EXERCISES TO COMPLETE:
**1)** List every distinct film title that appears in the inserted data of the SQL question on film tastes below.
**2)** Using the SQL question on film tastes below, mark each statement yes or no and quote the words that decide it.
(a) The table holding the ratings is named "wich".
(b) A rating of 1 means the user loves the film.
(c) In step 3, only films that other users rated 3 or higher are kept.

READING PASSAGE:
* * * * * * * * *

Find the user with closest taste of mine

Question

I trying to write in SQL the following requirement:

Each user can rate as much films as they like. (1= I don't like, 5=I love it) And the system should provide to the current user a list of films that he doesn't rate yet and that other users like too.

To simplify, I have this table and the following data:

create table wich (
  uid int,
  film varchar(50),
  rate int
);

insert into wich values 
(1, 'usual suspect', 5), (1, 'gataca', 4), (1, 'goldeneye', 2),
(2, 'usual suspect', 4), (2, 'gataca', 5), (2, 'i am a legend', 4), (2, 'the hobbit', 1),
(3, 'usual suspect', 1), (3, 'gataca', 5), (3, 'goldeneye', 5),
(4, 'usual suspect', 5), (4, 'goldeneye', 5),
(5, 'usual suspect', 5), (5, 'gataca', 4), (5, 'goldeneye', 5),
(6, 'usual suspect', 4), (6, 'gataca', 3), (6, 'goldeneye', 3), (6, 'shrek', 4);

This can be read as: User 1 like 'usual suspect' and 'gataca' but not 'goldeneye'.

So what I want know is to find the user(s) that have the closest tastes of the current user and get a list of films that the current user could probably like.

Following, what I have done so far:

Step 1: for every films rated by user 1, if user1 and user2 rate the film in the same way, compute a score (should be 0 if the difference is greater than 2) and it's great if both like a film or both doesn't like a film.

select w2.uid, 1 as nb, case when abs(w1.rate - w2.rate) <= 2 THEN 5-abs(w1.rate - w2.rate) ELSE 0 END as score
        from wich w1
        inner join wich w2 on w1.uid<>w2.uid and w1.film=w2.film
        where w1.uid=1

Step 2: compute a score by user

select scores.uid, SUM(scores.score) * 100 / sum(scores.nb) as score
from (
    select w2.uid, 1 as nb, case when abs(w1.rate - w2.rate) <= 2 THEN 5-abs(w1.rate - w2.rate) ELSE 0 END as score
    from wich w1
    inner join wich w2 on w1.uid<>w2.uid and w1.film=w2.film
    where w1.uid=1
) scores
group by uid
ORDER BY score desc

step 3: find films that user1 has not yet rated that he could like

select w3.uid, w3.film,w3.rate, matches.score
from (
    select scores.uid, SUM(scores.score) * 100 / sum(scores.nb) as score
    from (
        select w2.uid, 1 as nb, case when abs(w1.rate - w2.rate) <= 2 THEN 5-abs(w1.rate - w2.rate) ELSE 0 END as score
        from wich w1
        inner join wich w2 on w1.uid<>w2.uid and w1.film=w2.film
        where w1.uid=1
    ) scores
    group by uid
    ORDER BY score desc
) as matches
inner join wich w3 on matches.uid=w3.uid and w3.rate >= 3
left join wich w4 on w4.uid=1 and w3.film=w4.film
where w4.uid is null
order by w3.rate desc, matches.score desc;

This seems to work, but I am not sure that this will still respond in a small amount of time if each user rate of lot of films and the table become become bigger.

* * * * * * * * *

RECORDED DATA:
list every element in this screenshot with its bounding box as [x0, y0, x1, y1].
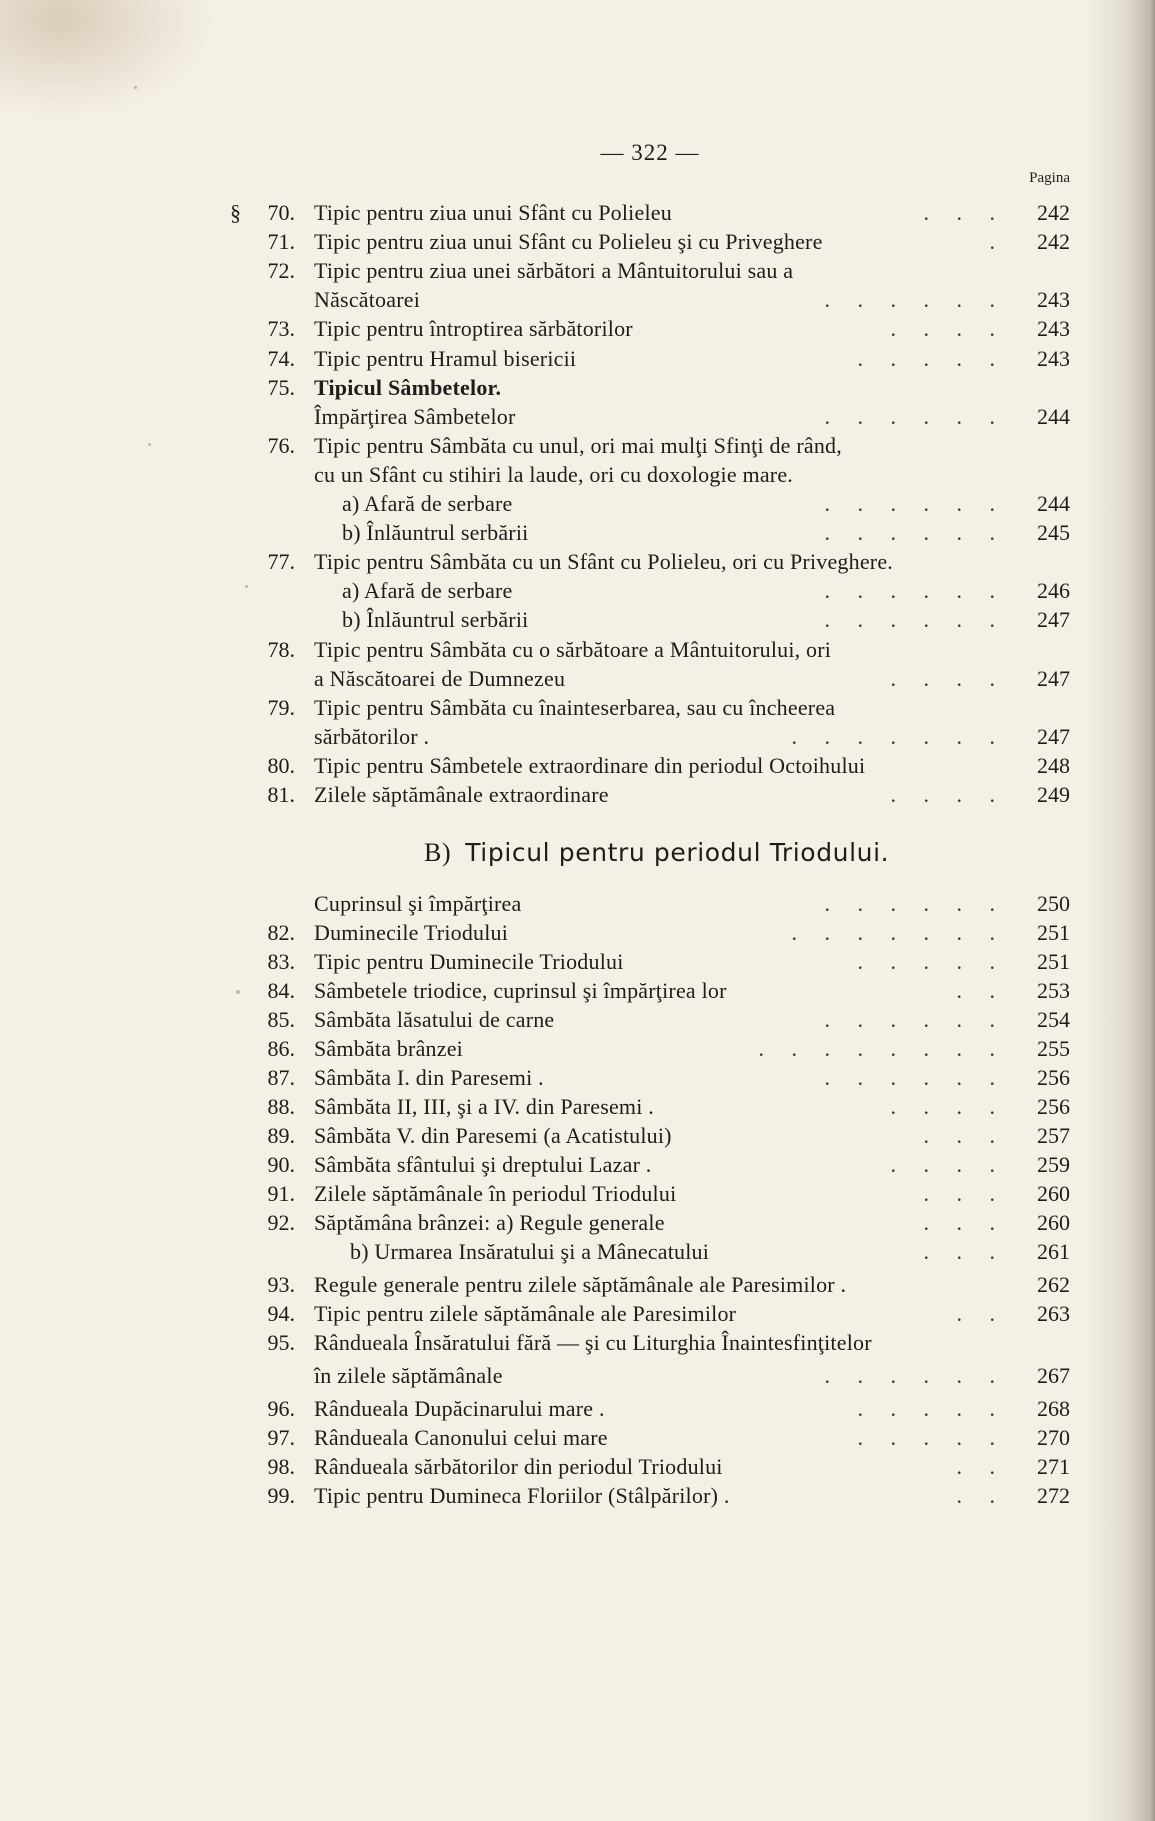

* * * * * * * * *

SOLUTION SET:
**1)** usual suspect, gataca, goldeneye, i am a legend, the hobbit, shrek

**2)**
(a) Yes: "create table wich ("
(b) No: "(1= I don't like, 5=I love it)"
(c) Yes: "w3.rate >= 3"